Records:
— BEGIN —

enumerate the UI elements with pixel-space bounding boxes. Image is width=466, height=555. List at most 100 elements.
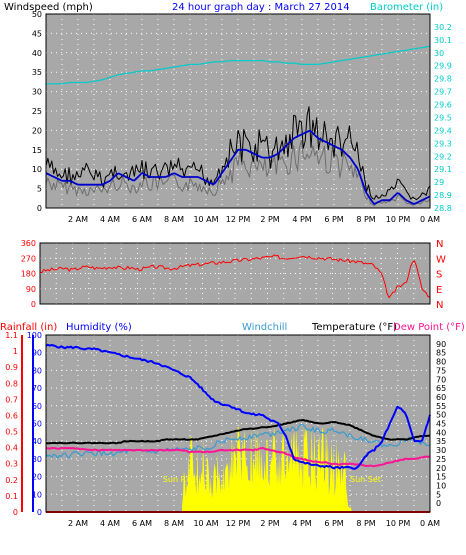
x-tick-label: 12 PM bbox=[226, 519, 251, 528]
windspeed-tick-label: 25 bbox=[32, 107, 42, 116]
humidity-tick-label: 60 bbox=[32, 402, 42, 411]
x-tick-label: 8 AM bbox=[164, 519, 184, 528]
chart-title: 24 hour graph day : March 27 2014 bbox=[172, 2, 350, 13]
windspeed-tick-label: 5 bbox=[37, 185, 42, 194]
windspeed-gust-series bbox=[45, 106, 431, 201]
barometer-tick-label: 29.4 bbox=[434, 126, 452, 135]
x-tick-label: 0 AM bbox=[420, 519, 440, 528]
wind-plot-area bbox=[46, 14, 430, 208]
x-tick-label: 8 PM bbox=[356, 215, 375, 224]
rainfall-tick-label: 0 bbox=[13, 508, 18, 517]
windchill-axis-label: Windchill bbox=[242, 322, 287, 333]
wind-direction-series bbox=[39, 254, 431, 299]
rainfall-tick-label: 0.5 bbox=[5, 428, 18, 437]
barometer-tick-label: 29 bbox=[434, 178, 444, 187]
windspeed-tick-label: 30 bbox=[32, 88, 42, 97]
dewpoint-axis-label: Dew Point (°F) bbox=[393, 322, 465, 333]
humidity-tick-label: 40 bbox=[32, 437, 42, 446]
windspeed-tick-label: 45 bbox=[32, 29, 42, 38]
x-tick-label: 0 AM bbox=[420, 215, 440, 224]
windspeed-low-series bbox=[45, 139, 431, 207]
temperature-tick-label: 45 bbox=[436, 420, 446, 429]
wind-frame bbox=[45, 13, 431, 209]
windspeed-tick-label: 40 bbox=[32, 49, 42, 58]
temperature-tick-label: 30 bbox=[436, 446, 446, 455]
x-tick-label: 10 AM bbox=[193, 215, 218, 224]
temperature-tick-label: 55 bbox=[436, 402, 446, 411]
barometer-tick-label: 29.9 bbox=[434, 62, 452, 71]
temperature-tick-label: 20 bbox=[436, 464, 446, 473]
x-tick-label: 2 AM bbox=[68, 519, 88, 528]
x-tick-label: 8 AM bbox=[164, 215, 184, 224]
wind-axes: 2 AM 4 AM 6 AM 8 AM 10 AM 12 PM 2 PM 4 PM 6 PM 8 … bbox=[32, 10, 452, 224]
humidity-tick-label: 0 bbox=[37, 508, 42, 517]
x-tick-label: 6 PM bbox=[324, 215, 343, 224]
barometer-tick-label: 30.2 bbox=[434, 23, 452, 32]
windspeed-tick-label: 20 bbox=[32, 126, 42, 135]
x-tick-label: 12 PM bbox=[226, 215, 251, 224]
rainfall-tick-label: 0.1 bbox=[5, 492, 18, 501]
temp-axes: 2 AM 4 AM 6 AM 8 AM 10 AM 12 PM 2 PM 4 PM 6 PM 8 … bbox=[5, 331, 446, 528]
barometer-tick-label: 28.8 bbox=[434, 204, 452, 213]
humidity-tick-label: 70 bbox=[32, 384, 42, 393]
barometer-tick-label: 28.9 bbox=[434, 191, 452, 200]
wind-series bbox=[45, 45, 431, 207]
temperature-tick-label: 40 bbox=[436, 428, 446, 437]
temperature-tick-label: 70 bbox=[436, 375, 446, 384]
compass-tick-label: E bbox=[436, 285, 442, 296]
barometer-tick-label: 30.1 bbox=[434, 36, 452, 45]
x-tick-label: 2 PM bbox=[260, 215, 279, 224]
temperature-tick-label: 85 bbox=[436, 349, 446, 358]
humidity-tick-label: 10 bbox=[32, 490, 42, 499]
windspeed-axis-label: Windspeed (mph) bbox=[4, 2, 93, 13]
temperature-humidity-panel: Sun Rise Sun Set 2 AM 4 AM 6 AM 8 AM 10 AM 12 … bbox=[0, 322, 465, 528]
rainfall-tick-label: 0.2 bbox=[5, 476, 18, 485]
x-tick-label: 4 PM bbox=[292, 215, 311, 224]
x-tick-label: 2 AM bbox=[68, 215, 88, 224]
x-tick-label: 2 PM bbox=[260, 519, 279, 528]
dewpoint-series bbox=[46, 446, 431, 468]
windchill-series bbox=[45, 424, 431, 459]
temperature-tick-label: 5 bbox=[436, 490, 441, 499]
temperature-tick-label: 90 bbox=[436, 340, 446, 349]
direction-tick-label: 270 bbox=[21, 254, 36, 263]
temperature-tick-label: 15 bbox=[436, 473, 446, 482]
temperature-series bbox=[46, 419, 431, 445]
rainfall-tick-label: 0.7 bbox=[5, 395, 18, 404]
temperature-tick-label: 80 bbox=[436, 358, 446, 367]
windspeed-tick-label: 35 bbox=[32, 68, 42, 77]
rainfall-tick-label: 1.1 bbox=[5, 331, 18, 340]
wind-barometer-panel: 2 AM 4 AM 6 AM 8 AM 10 AM 12 PM 2 PM 4 PM 6 PM 8 … bbox=[4, 2, 452, 224]
barometer-tick-label: 29.5 bbox=[434, 113, 452, 122]
direction-series bbox=[39, 254, 431, 299]
rainfall-axis-label: Rainfall (in) bbox=[0, 322, 57, 333]
humidity-tick-label: 100 bbox=[27, 331, 42, 340]
rainfall-tick-label: 0.4 bbox=[5, 444, 18, 453]
windspeed-tick-label: 0 bbox=[37, 204, 42, 213]
x-tick-label: 10 PM bbox=[386, 215, 411, 224]
windspeed-average-series bbox=[45, 129, 431, 205]
x-tick-label: 10 PM bbox=[386, 519, 411, 528]
humidity-axis-label: Humidity (%) bbox=[66, 322, 132, 333]
x-tick-label: 6 AM bbox=[132, 519, 152, 528]
rainfall-tick-label: 0.9 bbox=[5, 363, 18, 372]
barometer-tick-label: 29.1 bbox=[434, 165, 452, 174]
direction-tick-label: 180 bbox=[21, 270, 36, 279]
humidity-tick-label: 80 bbox=[32, 366, 42, 375]
windspeed-tick-label: 15 bbox=[32, 146, 42, 155]
barometer-tick-label: 29.6 bbox=[434, 101, 452, 110]
x-tick-label: 10 AM bbox=[193, 519, 218, 528]
direction-tick-label: 360 bbox=[21, 239, 36, 248]
humidity-tick-label: 30 bbox=[32, 455, 42, 464]
humidity-series bbox=[45, 343, 431, 470]
compass-tick-label: N bbox=[436, 300, 443, 311]
x-tick-label: 6 AM bbox=[132, 215, 152, 224]
temperature-tick-label: 35 bbox=[436, 437, 446, 446]
temp-grid bbox=[46, 335, 430, 512]
barometer-axis-label: Barometer (in) bbox=[370, 2, 443, 13]
barometer-tick-label: 29.2 bbox=[434, 152, 452, 161]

— END —

Rewrite the material with every "x-tick-label" replaced by "time-tick-label" and nothing else changed. Leave the pictures out.

enumerate the UI elements with pixel-space bounding boxes. Image is width=466, height=555. List at most 100 elements.
time-tick-label: 12 PM bbox=[226, 519, 251, 528]
windspeed-tick-label: 25 bbox=[32, 107, 42, 116]
humidity-tick-label: 60 bbox=[32, 402, 42, 411]
time-tick-label: 8 AM bbox=[164, 519, 184, 528]
chart-title: 24 hour graph day : March 27 2014 bbox=[172, 2, 350, 13]
windspeed-tick-label: 5 bbox=[37, 185, 42, 194]
windspeed-gust-series bbox=[45, 106, 431, 201]
barometer-tick-label: 29.4 bbox=[434, 126, 452, 135]
time-tick-label: 0 AM bbox=[420, 519, 440, 528]
wind-plot-area bbox=[46, 14, 430, 208]
time-tick-label: 8 PM bbox=[356, 215, 375, 224]
rainfall-tick-label: 0 bbox=[13, 508, 18, 517]
windchill-axis-label: Windchill bbox=[242, 322, 287, 333]
wind-direction-series bbox=[39, 254, 431, 299]
rainfall-tick-label: 0.5 bbox=[5, 428, 18, 437]
barometer-tick-label: 29 bbox=[434, 178, 444, 187]
windspeed-tick-label: 30 bbox=[32, 88, 42, 97]
dewpoint-axis-label: Dew Point (°F) bbox=[393, 322, 465, 333]
humidity-tick-label: 40 bbox=[32, 437, 42, 446]
windspeed-tick-label: 45 bbox=[32, 29, 42, 38]
time-tick-label: 0 AM bbox=[420, 215, 440, 224]
windspeed-low-series bbox=[45, 139, 431, 207]
temperature-tick-label: 45 bbox=[436, 420, 446, 429]
wind-frame bbox=[45, 13, 431, 209]
windspeed-tick-label: 40 bbox=[32, 49, 42, 58]
temperature-tick-label: 30 bbox=[436, 446, 446, 455]
time-tick-label: 10 AM bbox=[193, 215, 218, 224]
temperature-tick-label: 55 bbox=[436, 402, 446, 411]
barometer-tick-label: 29.9 bbox=[434, 62, 452, 71]
temperature-tick-label: 20 bbox=[436, 464, 446, 473]
time-tick-label: 2 AM bbox=[68, 519, 88, 528]
time-tick-label: 8 AM bbox=[164, 215, 184, 224]
wind-axes: 2 AM 4 AM 6 AM 8 AM 10 AM 12 PM 2 PM 4 PM 6 PM 8 … bbox=[32, 10, 452, 224]
humidity-tick-label: 0 bbox=[37, 508, 42, 517]
time-tick-label: 6 PM bbox=[324, 215, 343, 224]
barometer-tick-label: 30.2 bbox=[434, 23, 452, 32]
windspeed-tick-label: 20 bbox=[32, 126, 42, 135]
time-tick-label: 12 PM bbox=[226, 215, 251, 224]
rainfall-tick-label: 0.1 bbox=[5, 492, 18, 501]
temp-axes: 2 AM 4 AM 6 AM 8 AM 10 AM 12 PM 2 PM 4 PM 6 PM 8 … bbox=[5, 331, 446, 528]
barometer-tick-label: 28.8 bbox=[434, 204, 452, 213]
humidity-tick-label: 70 bbox=[32, 384, 42, 393]
barometer-tick-label: 28.9 bbox=[434, 191, 452, 200]
wind-series bbox=[45, 45, 431, 207]
temperature-tick-label: 40 bbox=[436, 428, 446, 437]
temperature-tick-label: 70 bbox=[436, 375, 446, 384]
compass-tick-label: E bbox=[436, 285, 442, 296]
barometer-tick-label: 30.1 bbox=[434, 36, 452, 45]
time-tick-label: 2 PM bbox=[260, 215, 279, 224]
temperature-tick-label: 85 bbox=[436, 349, 446, 358]
humidity-tick-label: 10 bbox=[32, 490, 42, 499]
windspeed-axis-label: Windspeed (mph) bbox=[4, 2, 93, 13]
temperature-humidity-panel: Sun Rise Sun Set 2 AM 4 AM 6 AM 8 AM 10 AM 12 … bbox=[0, 322, 465, 528]
rainfall-tick-label: 0.2 bbox=[5, 476, 18, 485]
time-tick-label: 4 PM bbox=[292, 215, 311, 224]
time-tick-label: 2 AM bbox=[68, 215, 88, 224]
time-tick-label: 2 PM bbox=[260, 519, 279, 528]
dewpoint-series bbox=[46, 446, 431, 468]
windchill-series bbox=[45, 424, 431, 459]
temperature-tick-label: 5 bbox=[436, 490, 441, 499]
temperature-tick-label: 90 bbox=[436, 340, 446, 349]
direction-tick-label: 270 bbox=[21, 254, 36, 263]
temperature-tick-label: 15 bbox=[436, 473, 446, 482]
temperature-series bbox=[46, 419, 431, 445]
rainfall-tick-label: 0.7 bbox=[5, 395, 18, 404]
temperature-tick-label: 80 bbox=[436, 358, 446, 367]
windspeed-tick-label: 35 bbox=[32, 68, 42, 77]
rainfall-tick-label: 1.1 bbox=[5, 331, 18, 340]
wind-barometer-panel: 2 AM 4 AM 6 AM 8 AM 10 AM 12 PM 2 PM 4 PM 6 PM 8 … bbox=[4, 2, 452, 224]
barometer-tick-label: 29.5 bbox=[434, 113, 452, 122]
direction-series bbox=[39, 254, 431, 299]
rainfall-axis-label: Rainfall (in) bbox=[0, 322, 57, 333]
humidity-tick-label: 100 bbox=[27, 331, 42, 340]
rainfall-tick-label: 0.4 bbox=[5, 444, 18, 453]
windspeed-tick-label: 0 bbox=[37, 204, 42, 213]
time-tick-label: 10 PM bbox=[386, 215, 411, 224]
windspeed-average-series bbox=[45, 129, 431, 205]
time-tick-label: 10 PM bbox=[386, 519, 411, 528]
humidity-axis-label: Humidity (%) bbox=[66, 322, 132, 333]
time-tick-label: 6 AM bbox=[132, 519, 152, 528]
rainfall-tick-label: 0.9 bbox=[5, 363, 18, 372]
barometer-tick-label: 29.1 bbox=[434, 165, 452, 174]
direction-tick-label: 180 bbox=[21, 270, 36, 279]
humidity-tick-label: 80 bbox=[32, 366, 42, 375]
windspeed-tick-label: 15 bbox=[32, 146, 42, 155]
barometer-tick-label: 29.6 bbox=[434, 101, 452, 110]
time-tick-label: 10 AM bbox=[193, 519, 218, 528]
direction-tick-label: 360 bbox=[21, 239, 36, 248]
humidity-tick-label: 30 bbox=[32, 455, 42, 464]
humidity-series bbox=[45, 343, 431, 470]
compass-tick-label: N bbox=[436, 300, 443, 311]
time-tick-label: 6 AM bbox=[132, 215, 152, 224]
temperature-tick-label: 35 bbox=[436, 437, 446, 446]
temp-grid bbox=[46, 335, 430, 512]
barometer-axis-label: Barometer (in) bbox=[370, 2, 443, 13]
barometer-tick-label: 29.2 bbox=[434, 152, 452, 161]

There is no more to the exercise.